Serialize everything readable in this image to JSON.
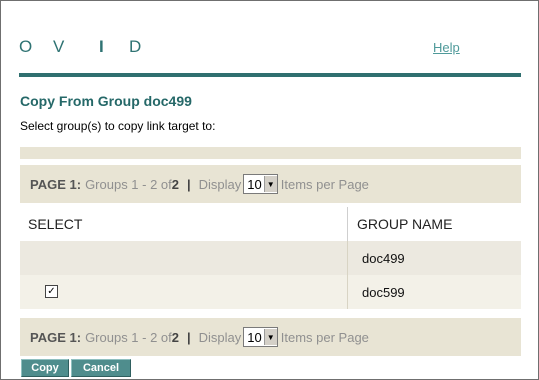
{
  "header": {
    "logo_letters": [
      "O",
      "V",
      "I",
      "D"
    ],
    "help_label": "Help"
  },
  "page": {
    "title": "Copy From Group doc499",
    "subtitle": "Select group(s) to copy link target to:"
  },
  "pager": {
    "page_label": "PAGE 1:",
    "range_text": "Groups 1 - 2 of",
    "total": "2",
    "separator": "|",
    "display_label": "Display",
    "per_page_value": "10",
    "per_page_suffix": "Items per Page"
  },
  "table": {
    "columns": [
      "SELECT",
      "GROUP NAME"
    ],
    "rows": [
      {
        "group_name": "doc499",
        "has_checkbox": false,
        "checked": false
      },
      {
        "group_name": "doc599",
        "has_checkbox": true,
        "checked": true
      }
    ]
  },
  "actions": {
    "copy_label": "Copy",
    "cancel_label": "Cancel"
  },
  "colors": {
    "accent": "#2f7373",
    "band": "#e8e4d4",
    "button": "#4f8d8d"
  },
  "icons": {
    "dropdown": "chevron-down-icon",
    "checkbox": "checkbox-icon"
  }
}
= = = = = = =
# [Problem]
Each line of the data should be quoted exactly, with pictures left out.

# [Written solution]
Serialize everything readable in this image to JSON.
{
  "header": {
    "logo_letters": [
      "O",
      "V",
      "I",
      "D"
    ],
    "help_label": "Help"
  },
  "page": {
    "title": "Copy From Group doc499",
    "subtitle": "Select group(s) to copy link target to:"
  },
  "pager": {
    "page_label": "PAGE 1:",
    "range_text": "Groups 1 - 2 of",
    "total": "2",
    "separator": "|",
    "display_label": "Display",
    "per_page_value": "10",
    "per_page_suffix": "Items per Page"
  },
  "table": {
    "columns": [
      "SELECT",
      "GROUP NAME"
    ],
    "rows": [
      {
        "group_name": "doc499",
        "has_checkbox": false,
        "checked": false
      },
      {
        "group_name": "doc599",
        "has_checkbox": true,
        "checked": true
      }
    ]
  },
  "actions": {
    "copy_label": "Copy",
    "cancel_label": "Cancel"
  },
  "colors": {
    "accent": "#2f7373",
    "band": "#e8e4d4",
    "button": "#4f8d8d"
  },
  "icons": {
    "dropdown": "chevron-down-icon",
    "checkbox": "checkbox-icon"
  }
}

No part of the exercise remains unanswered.